▸ **WORK INSTRUCTIONS**
What lines of the data hold the string "Calculer"? Pull each one out.

.....

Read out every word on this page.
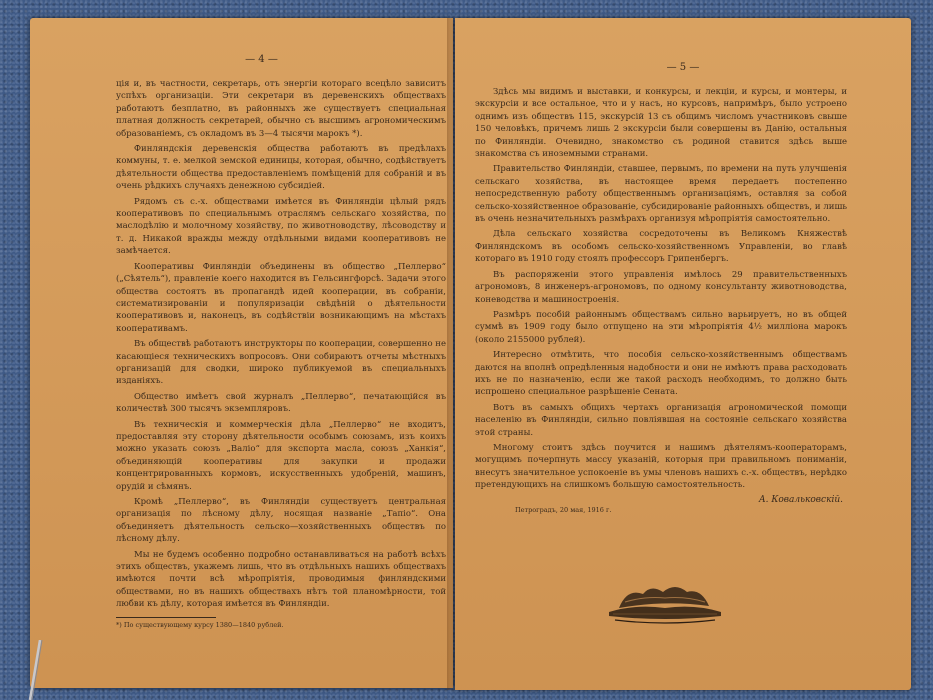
— 4 —

ція и, въ частности, секретарь, отъ энергіи котораго всецѣло зависитъ успѣхъ организаціи. Эти секретари въ деревенскихъ обществахъ работаютъ безплатно, въ районныхъ же существуетъ специальная платная должность секретарей, обычно съ высшимъ агрономическимъ образованіемъ, съ окладомъ въ 3—4 тысячи марокъ *).

Финляндскія деревенскія общества работаютъ въ предѣлахъ коммуны, т. е. мелкой земской единицы, которая, обычно, содѣйствуетъ дѣятельности общества предоставленіемъ помѣщеній для собраній и въ очень рѣдкихъ случаяхъ денежною субсидіей.

Рядомъ съ с.-х. обществами имѣется въ Финляндіи цѣлый рядъ кооперативовъ по специальнымъ отраслямъ сельскаго хозяйства, по маслодѣлію и молочному хозяйству, по животноводству, лѣсоводству и т. д. Никакой вражды между отдѣльными видами кооперативовъ не замѣчается.

Кооперативы Финляндіи объединены въ общество „Пеллерво“ („Сѣятель“), правленіе коего находится въ Гельсингфорсѣ. Задачи этого общества состоятъ въ пропагандѣ идей кооперации, въ собраніи, систематизированіи и популяризаціи свѣдѣній о дѣятельности кооперативовъ и, наконецъ, въ содѣйствіи возникающимъ на мѣстахъ кооперативамъ.

Въ обществѣ работаютъ инструкторы по кооперации, совершенно не касающіеся техническихъ вопросовъ. Они собираютъ отчеты мѣстныхъ организацій для сводки, широко публикуемой въ специальныхъ изданіяхъ.

Общество имѣетъ свой журналъ „Пеллерво“, печатающійся въ количествѣ 300 тысячъ экземпляровъ.

Въ техническія и коммерческія дѣла „Пеллерво“ не входитъ, предоставляя эту сторону дѣятельности особымъ союзамъ, изъ коихъ можно указать союзъ „Валіо“ для экспорта масла, союзъ „Ханкія“, объединяющій кооперативы для закупки и продажи концентрированныхъ кормовъ, искусственныхъ удобреній, машинъ, орудій и сѣмянъ.

Кромѣ „Пеллерво“, въ Финляндіи существуетъ центральная организація по лѣсному дѣлу, носящая названіе „Тапіо“. Она объединяетъ дѣятельность сельско—хозяйственныхъ обществъ по лѣсному дѣлу.

Мы не будемъ особенно подробно останавливаться на работѣ всѣхъ этихъ обществъ, укажемъ лишь, что въ отдѣльныхъ нашихъ обществахъ имѣются почти всѣ мѣропріятія, проводимыя финляндскими обществами, но въ нашихъ обществахъ нѣтъ той планомѣрности, той любви къ дѣлу, которая имѣется въ Финляндіи.

*) По существующему курсу 1380—1840 рублей.
— 5 —

Здѣсь мы видимъ и выставки, и конкурсы, и лекціи, и курсы, и монтеры, и экскурсіи и все остальное, что и у насъ, но курсовъ, напримѣръ, было устроено однимъ изъ обществъ 115, экскурсій 13 съ общимъ числомъ участниковъ свыше 150 человѣкъ, причемъ лишь 2 экскурсіи были совершены въ Данію, остальныя по Финляндіи. Очевидно, знакомство съ родиной ставится здѣсь выше знакомства съ иноземными странами.

Правительство Финляндіи, ставшее, первымъ, по времени на путь улучшенія сельскаго хозяйства, въ настоящее время передаетъ постепенно непосредственную работу общественнымъ организаціямъ, оставляя за собой сельско-хозяйственное образованіе, субсидированіе районныхъ обществъ, и лишь въ очень незначительныхъ размѣрахъ организуя мѣропріятія самостоятельно.

Дѣла сельскаго хозяйства сосредоточены въ Великомъ Княжествѣ Финляндскомъ въ особомъ сельско-хозяйственномъ Управленіи, во главѣ котораго въ 1910 году стоялъ профессоръ Грипенбергъ.

Въ распоряженіи этого управленія имѣлось 29 правительственныхъ агрономовъ, 8 инженеръ-агрономовъ, по одному консультанту животноводства, коневодства и машиностроенія.

Размѣръ пособій районнымъ обществамъ сильно варьируетъ, но въ общей суммѣ въ 1909 году было отпущено на эти мѣропріятія 4½ милліона марокъ (около 2155000 рублей).

Интересно отмѣтить, что пособія сельско-хозяйственнымъ обществамъ даются на вполнѣ опредѣленныя надобности и они не имѣютъ права расходовать ихъ не по назначенію, если же такой расходъ необходимъ, то должно быть испрошено специальное разрѣшеніе Сената.

Вотъ въ самыхъ общихъ чертахъ организація агрономической помощи населенію въ Финляндіи, сильно повліявшая на состояніе сельскаго хозяйства этой страны.

Многому стоитъ здѣсь поучится и нашимъ дѣятелямъ-кооператорамъ, могущимъ почерпнуть массу указаній, которыя при правильномъ пониманіи, внесутъ значительное успокоеніе въ умы членовъ нашихъ с.-х. обществъ, нерѣдко претендующихъ на слишкомъ большую самостоятельность.

А. Ковальковскій.
Петроградъ, 20 мая, 1916 г.
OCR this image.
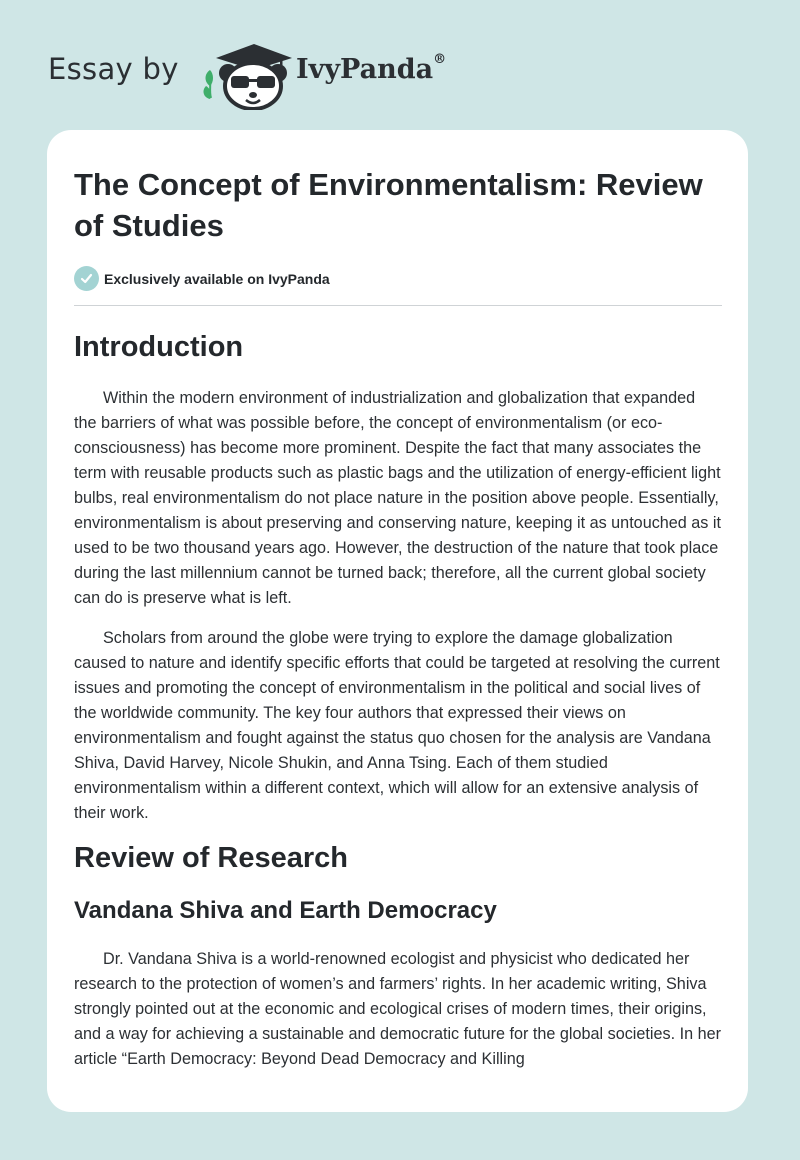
Essay by	IvyPanda®
The Concept of Environmentalism: Review of Studies
Exclusively available on IvyPanda
Introduction

Within the modern environment of industrialization and globalization that expanded the barriers of what was possible before, the concept of environmentalism (or eco-consciousness) has become more prominent. Despite the fact that many associates the term with reusable products such as plastic bags and the utilization of energy-efficient light bulbs, real environmentalism do not place nature in the position above people. Essentially, environmentalism is about preserving and conserving nature, keeping it as untouched as it used to be two thousand years ago. However, the destruction of the nature that took place during the last millennium cannot be turned back; therefore, all the current global society can do is preserve what is left.

Scholars from around the globe were trying to explore the damage globalization caused to nature and identify specific efforts that could be targeted at resolving the current issues and promoting the concept of environmentalism in the political and social lives of the worldwide community. The key four authors that expressed their views on environmentalism and fought against the status quo chosen for the analysis are Vandana Shiva, David Harvey, Nicole Shukin, and Anna Tsing. Each of them studied environmentalism within a different context, which will allow for an extensive analysis of their work.

Review of Research
Vandana Shiva and Earth Democracy

Dr. Vandana Shiva is a world-renowned ecologist and physicist who dedicated her research to the protection of women’s and farmers’ rights. In her academic writing, Shiva strongly pointed out at the economic and ecological crises of modern times, their origins, and a way for achieving a sustainable and democratic future for the global societies. In her article “Earth Democracy: Beyond Dead Democracy and Killing
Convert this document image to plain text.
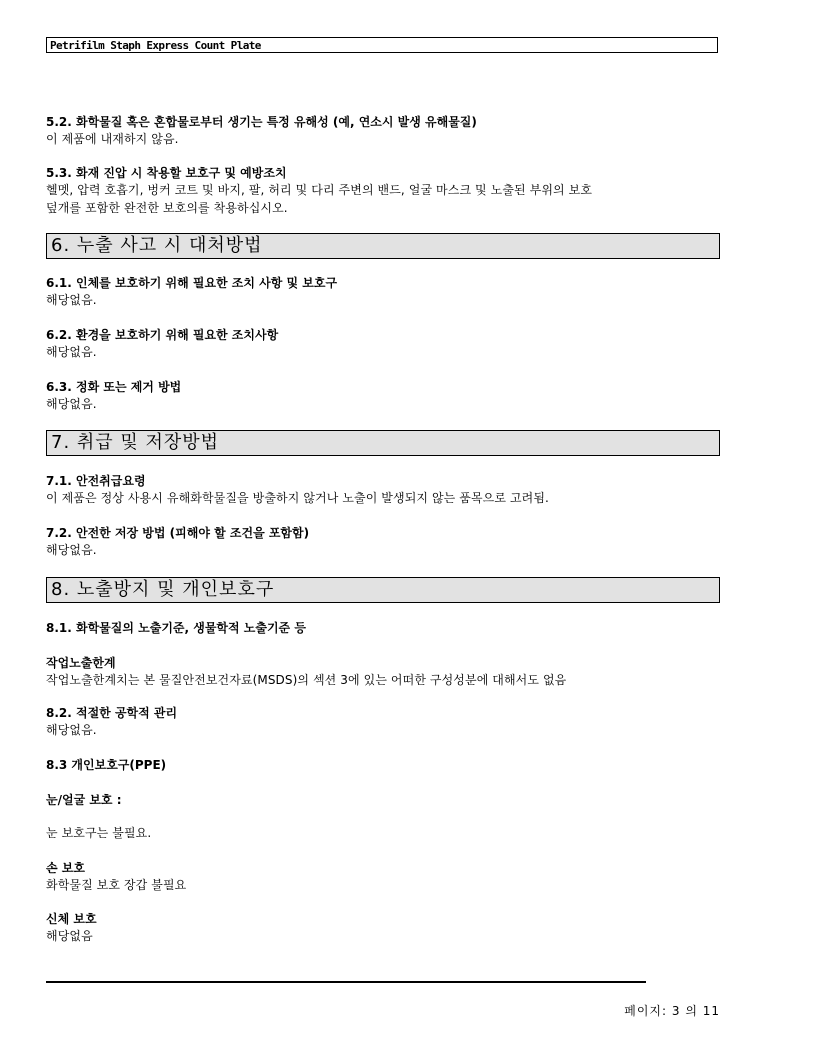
Petrifilm Staph Express Count Plate
5.2. 화학물질 혹은 혼합물로부터 생기는 특정 유해성 (예, 연소시 발생 유해물질)
이 제품에 내재하지 않음.
5.3. 화재 진압 시 착용할 보호구 및 예방조치
헬멧, 압력 호흡기, 벙커 코트 및 바지, 팔, 허리 및 다리 주변의 밴드, 얼굴 마스크 및 노출된 부위의 보호
덮개를 포함한 완전한 보호의를 착용하십시오.
6. 누출 사고 시 대처방법
6.1. 인체를 보호하기 위해 필요한 조치 사항 및 보호구
해당없음.
6.2. 환경을 보호하기 위해 필요한 조치사항
해당없음.
6.3. 정화 또는 제거 방법
해당없음.
7. 취급 및 저장방법
7.1. 안전취급요령
이 제품은 정상 사용시 유해화학물질을 방출하지 않거나 노출이 발생되지 않는 품목으로 고려됨.
7.2. 안전한 저장 방법 (피해야 할 조건을 포함함)
해당없음.
8. 노출방지 및 개인보호구
8.1. 화학물질의 노출기준, 생물학적 노출기준 등
작업노출한계
작업노출한계치는 본 물질안전보건자료(MSDS)의 섹션 3에 있는 어떠한 구성성분에 대해서도 없음
8.2. 적절한 공학적 관리
해당없음.
8.3 개인보호구(PPE)
눈/얼굴 보호 :
눈 보호구는 불필요.
손 보호
화학물질 보호 장갑 불필요
신체 보호
해당없음
페이지: 3 의 11
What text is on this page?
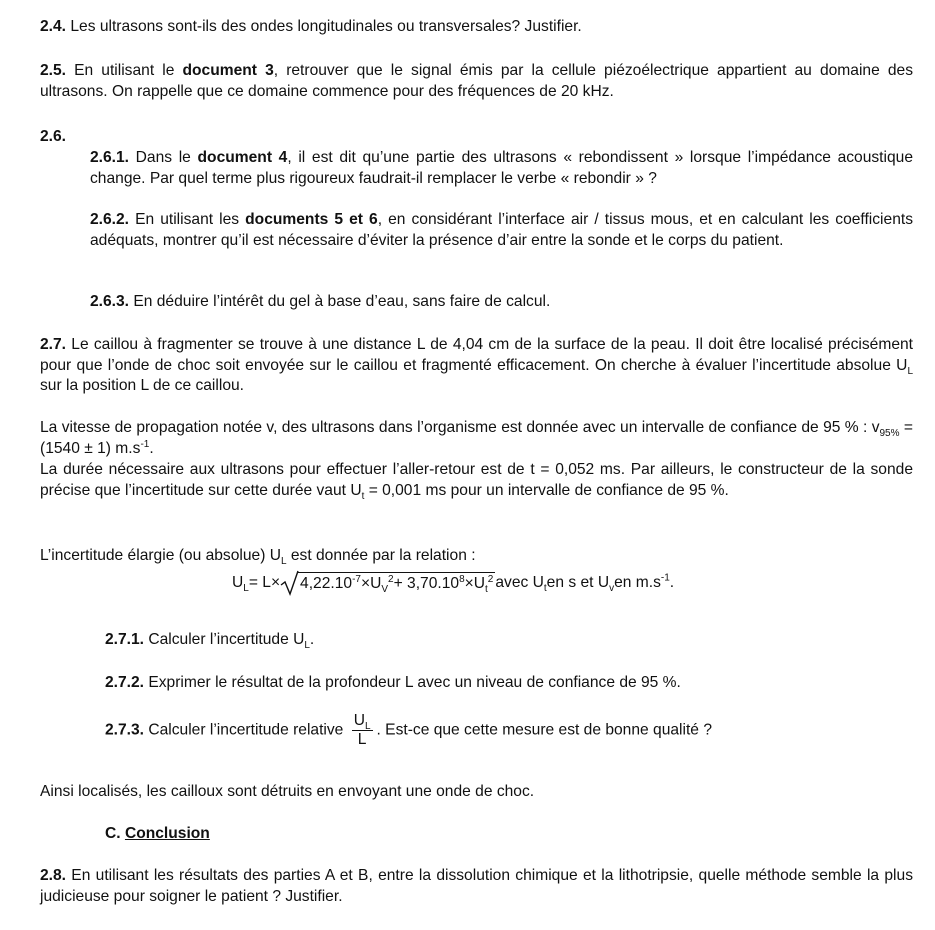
2.4. Les ultrasons sont-ils des ondes longitudinales ou transversales? Justifier.

2.5. En utilisant le document 3, retrouver que le signal émis par la cellule piézoélectrique appartient au domaine des ultrasons. On rappelle que ce domaine commence pour des fréquences de 20 kHz.

2.6.

2.6.1. Dans le document 4, il est dit qu’une partie des ultrasons « rebondissent » lorsque l’impédance acoustique change. Par quel terme plus rigoureux faudrait-il remplacer le verbe « rebondir » ?

2.6.2. En utilisant les documents 5 et 6, en considérant l’interface air / tissus mous, et en calculant les coefficients adéquats, montrer qu’il est nécessaire d’éviter la présence d’air entre la sonde et le corps du patient.

2.6.3. En déduire l’intérêt du gel à base d’eau, sans faire de calcul.

2.7. Le caillou à fragmenter se trouve à une distance L de 4,04 cm de la surface de la peau. Il doit être localisé précisément pour que l’onde de choc soit envoyée sur le caillou et fragmenté efficacement. On cherche à évaluer l’incertitude absolue $U_L$ sur la position L de ce caillou.

La vitesse de propagation notée v, des ultrasons dans l’organisme est donnée avec un intervalle de confiance de 95 % : $v_{95\%} = (1540 \pm 1)$ $m.s^{-1}$.

La durée nécessaire aux ultrasons pour effectuer l’aller-retour est de t = 0,052 ms. Par ailleurs, le constructeur de la sonde précise que l’incertitude sur cette durée vaut $U_t = 0,001$ ms pour un intervalle de confiance de 95 %.

L’incertitude élargie (ou absolue) $U_L$ est donnée par la relation :

$U_L= L\times 4,22.10^{-7}\times U_V^2+$ $3,70.10^8\times U_t^2avec$ $U_ten$ s et $U_ven$ $m.s^{-1}$.

2.7.1. Calculer l’incertitude $U_L$.

2.7.2. Exprimer le résultat de la profondeur L avec un niveau de confiance de 95 %.

2.7.3. Calculer l’incertitude relative $\frac{U_L}{L}$ . Est-ce que cette mesure est de bonne qualité ?

Ainsi localisés, les cailloux sont détruits en envoyant une onde de choc.

C. Conclusion

2.8. En utilisant les résultats des parties A et B, entre la dissolution chimique et la lithotripsie, quelle méthode semble la plus judicieuse pour soigner le patient ? Justifier.
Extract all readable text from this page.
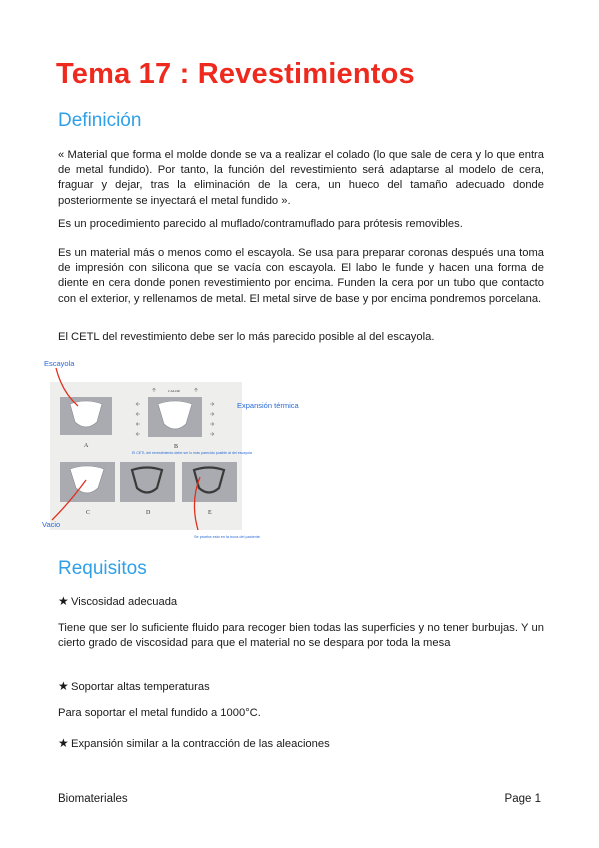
Tema 17 : Revestimientos
Definición

« Material que forma el molde donde se va a realizar el colado (lo que sale de cera y lo que entra de metal fundido). Por tanto, la función del revestimiento será adaptarse al modelo de cera, fraguar y dejar, tras la eliminación de la cera, un hueco del tamaño adecuado donde posteriormente se inyectará el metal fundido ».

Es un procedimiento parecido al muflado/contramuflado para prótesis removibles.

Es un material más o menos como el escayola. Se usa para preparar coronas después una toma de impresión con silicona que se vacía con escayola. El labo le funde y hacen una forma de diente en cera donde ponen revestimiento por encima. Funden la cera por un tubo que contacto con el exterior, y rellenamos de metal. El metal sirve de base y por encima pondremos porcelana.

El CETL del revestimiento debe ser lo más parecido posible al del escayola.

A
CALOR
B
C	D	E
Escayola
Expansión térmica
El CETL del revestimiento debe ser lo más parecido posible al del escayola
Vacio
Se prueba esto en la boca del paciente
Requisitos

★ Viscosidad adecuada

Tiene que ser lo suficiente fluido para recoger bien todas las superficies y no tener burbujas. Y un cierto grado de viscosidad para que el material no se despara por toda la mesa

★ Soportar altas temperaturas

Para soportar el metal fundido a 1000°C.

★ Expansión similar a la contracción de las aleaciones

Biomateriales	Page 1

.....

▸ **ANSWER TO THE TASK**
2.7.1. Calculer l’incertitude $U_L$.
2.7.3. Calculer l’incertitude relative $\frac{U_L}{L}$ . Est-ce que cette mesure est de bonne qualité ?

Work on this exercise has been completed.